### BRONTEKST
■ ■ ■

15 maart 2005
derde civiele kamer
rolnummer 2003/630
G E R E C H T S H O F T E A R N H E M
de naamloze vennootschap
N.V. Schadeverzekeringmaatschappij Bovemij,
gevestigd te Nijmegen,
appellante,
procureur: mr W.H.B.K. Brunet de Rochebrune,
1. de besloten vennootschap met beperkte aansprakelijkheid,
Installatiebedrijf Bennie Wopereis B.V.,
gevestigd te Lichtenvoorde,
procureur mr J.C.N.B. Kaal,
en
2. de besloten vennootschap met beperkte aansprakelijkheid
Lankhof Beveiligingstechniek B.V.,
gevestigd te Bredevoort, gemeente Aalten,
procureur mr. J.M. Bosnak,
geïntimeerden.
1 Het verdere verloop van het geding
1.1 Het hof verwijst naar zijn tussenarrest van 27 april 2004. Ingevolge dat tussenarrest heeft op 10 november 2004 een comparitie van partijen plaatsgevonden. Het hiervan opgemaakte proces-verbaal bevindt zich in afschrift bij de stukken.
1.2 Vervolgens zijn de stukken wederom overgelegd voor het wijzen van arrest.

■ ■ ■

### AANGELEVERD MATERIAAL
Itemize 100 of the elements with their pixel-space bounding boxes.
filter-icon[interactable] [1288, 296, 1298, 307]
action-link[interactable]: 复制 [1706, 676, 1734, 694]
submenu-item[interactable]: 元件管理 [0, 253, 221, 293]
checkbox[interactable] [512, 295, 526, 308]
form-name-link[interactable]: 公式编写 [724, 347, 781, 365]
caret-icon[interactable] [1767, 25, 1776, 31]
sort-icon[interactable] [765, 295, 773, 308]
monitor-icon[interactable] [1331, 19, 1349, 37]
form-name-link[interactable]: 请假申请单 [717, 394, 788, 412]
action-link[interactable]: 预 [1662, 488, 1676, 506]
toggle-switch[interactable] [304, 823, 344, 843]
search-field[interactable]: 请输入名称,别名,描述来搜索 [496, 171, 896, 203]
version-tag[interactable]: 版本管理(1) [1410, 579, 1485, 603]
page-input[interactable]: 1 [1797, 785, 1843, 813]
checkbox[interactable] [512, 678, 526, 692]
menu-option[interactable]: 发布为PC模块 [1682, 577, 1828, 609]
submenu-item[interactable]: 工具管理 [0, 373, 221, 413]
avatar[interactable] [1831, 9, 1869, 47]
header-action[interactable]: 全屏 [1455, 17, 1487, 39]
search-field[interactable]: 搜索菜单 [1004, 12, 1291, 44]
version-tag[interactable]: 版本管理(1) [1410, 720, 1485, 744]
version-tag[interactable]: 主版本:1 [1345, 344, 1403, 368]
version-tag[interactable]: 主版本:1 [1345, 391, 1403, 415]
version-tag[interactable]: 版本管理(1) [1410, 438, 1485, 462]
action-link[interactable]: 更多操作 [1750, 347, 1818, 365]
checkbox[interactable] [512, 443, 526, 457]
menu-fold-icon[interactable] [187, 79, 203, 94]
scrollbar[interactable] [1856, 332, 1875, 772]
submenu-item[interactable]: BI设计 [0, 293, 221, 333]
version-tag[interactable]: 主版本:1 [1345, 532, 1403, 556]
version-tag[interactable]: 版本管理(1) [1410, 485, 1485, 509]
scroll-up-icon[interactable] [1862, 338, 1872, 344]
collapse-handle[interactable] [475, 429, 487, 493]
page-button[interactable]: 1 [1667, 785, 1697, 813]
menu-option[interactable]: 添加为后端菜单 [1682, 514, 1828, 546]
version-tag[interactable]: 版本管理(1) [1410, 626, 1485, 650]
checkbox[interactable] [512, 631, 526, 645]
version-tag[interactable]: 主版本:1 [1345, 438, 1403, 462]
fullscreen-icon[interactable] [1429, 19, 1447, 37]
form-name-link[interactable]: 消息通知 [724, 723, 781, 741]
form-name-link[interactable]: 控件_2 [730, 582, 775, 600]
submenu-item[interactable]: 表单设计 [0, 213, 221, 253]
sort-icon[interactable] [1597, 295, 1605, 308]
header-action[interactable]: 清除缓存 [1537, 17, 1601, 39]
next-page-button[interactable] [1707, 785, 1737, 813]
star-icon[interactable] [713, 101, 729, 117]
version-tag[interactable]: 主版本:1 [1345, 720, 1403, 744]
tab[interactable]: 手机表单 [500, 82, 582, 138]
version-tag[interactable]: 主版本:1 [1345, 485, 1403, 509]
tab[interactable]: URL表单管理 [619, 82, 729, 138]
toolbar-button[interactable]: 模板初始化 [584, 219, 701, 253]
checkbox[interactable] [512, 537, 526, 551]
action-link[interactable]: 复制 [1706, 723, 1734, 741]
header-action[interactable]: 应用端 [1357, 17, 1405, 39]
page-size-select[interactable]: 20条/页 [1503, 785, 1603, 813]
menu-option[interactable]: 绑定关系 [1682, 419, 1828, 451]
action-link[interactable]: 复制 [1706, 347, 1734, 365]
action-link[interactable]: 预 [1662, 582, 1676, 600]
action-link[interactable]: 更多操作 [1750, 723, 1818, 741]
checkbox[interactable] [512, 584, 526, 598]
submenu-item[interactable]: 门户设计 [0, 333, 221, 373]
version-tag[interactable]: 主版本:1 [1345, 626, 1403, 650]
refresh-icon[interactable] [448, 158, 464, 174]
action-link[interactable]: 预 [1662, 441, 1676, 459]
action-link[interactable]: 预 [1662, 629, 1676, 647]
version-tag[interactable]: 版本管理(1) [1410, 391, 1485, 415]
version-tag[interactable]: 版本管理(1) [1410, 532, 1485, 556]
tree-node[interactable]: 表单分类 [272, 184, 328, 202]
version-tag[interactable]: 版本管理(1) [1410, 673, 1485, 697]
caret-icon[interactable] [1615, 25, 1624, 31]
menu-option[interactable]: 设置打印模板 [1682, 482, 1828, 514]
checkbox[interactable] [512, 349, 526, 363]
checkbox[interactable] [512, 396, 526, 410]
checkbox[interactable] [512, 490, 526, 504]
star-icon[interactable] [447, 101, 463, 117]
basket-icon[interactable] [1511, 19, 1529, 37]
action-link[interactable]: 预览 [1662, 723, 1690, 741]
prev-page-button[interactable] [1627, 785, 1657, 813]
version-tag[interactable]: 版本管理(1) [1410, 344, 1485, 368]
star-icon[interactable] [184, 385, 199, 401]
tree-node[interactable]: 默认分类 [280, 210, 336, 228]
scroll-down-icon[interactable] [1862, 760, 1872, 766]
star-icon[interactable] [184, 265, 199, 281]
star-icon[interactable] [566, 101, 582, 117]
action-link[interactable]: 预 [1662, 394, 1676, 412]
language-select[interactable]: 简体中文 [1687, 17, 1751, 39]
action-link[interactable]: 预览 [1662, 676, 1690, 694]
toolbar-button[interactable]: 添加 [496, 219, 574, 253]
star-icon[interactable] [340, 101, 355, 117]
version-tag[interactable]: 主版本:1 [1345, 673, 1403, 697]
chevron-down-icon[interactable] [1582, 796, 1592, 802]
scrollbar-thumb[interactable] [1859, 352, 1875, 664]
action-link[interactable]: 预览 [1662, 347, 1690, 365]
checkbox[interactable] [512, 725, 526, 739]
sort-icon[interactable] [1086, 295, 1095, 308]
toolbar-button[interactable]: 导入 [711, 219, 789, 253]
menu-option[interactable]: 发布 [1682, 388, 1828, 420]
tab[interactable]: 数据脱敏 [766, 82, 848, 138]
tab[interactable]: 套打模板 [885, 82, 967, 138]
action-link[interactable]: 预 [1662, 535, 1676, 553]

■ ■ ■

### ONDERDELEN OPDRACHT
1. Verzamel alle rijen waarin de tekenreeks "star" voorkomt. Let daarbij op het onderscheid tussen hoofdletters en kleine letters.
2. Zet het arrest van het gerechtshof voort, aansluitend op de laatste zin.
Het arrest van het gerechtshof en de rijen zijn afkomstig uit verschillende bronnen.

### VERWACHTE UITKOMSTEN
1.
star-icon[interactable] [713, 101, 729, 117]
star-icon[interactable] [447, 101, 463, 117]
star-icon[interactable] [184, 385, 199, 401]
star-icon[interactable] [184, 265, 199, 281]
star-icon[interactable] [566, 101, 582, 117]
star-icon[interactable] [340, 101, 355, 117]

2.
2 De verdere motivering van de beslissing in hoger beroep
2.1 De zaak betreft - kort samengevat - het volgende. [R.] heeft aan Wopereis opdracht gegeven tot het verrichten van diverse installatiewerkzaamheden in haar nieuwe bedrijfspand, waaronder de aanleg van een alarminstallatie. Wopereis heeft deze laatste werkzaamheden op haar beurt uitbesteed aan Lankhof. Nadat de alarminstallatie door Lankhof was aangelegd, heeft er via het dak een verticaal gerichte inbraak in het bedrijfspand plaatsgevonden waarbij een tweetal kluizen in een niet-beveiligde ruimte (een spreekkamer enkele verdiepingen lager op de begane grond) is opengebroken en daaruit zaken zijn ontvreemd. In eerste aanleg heeft Bovemij – als gesubrogeerd schadeverzekeraar van [R.] – hoofdelijke veroordeling van Wopereis en Lankhof tot schadevergoeding gevorderd. De rechtbank heeft de vorderingen afgewezen.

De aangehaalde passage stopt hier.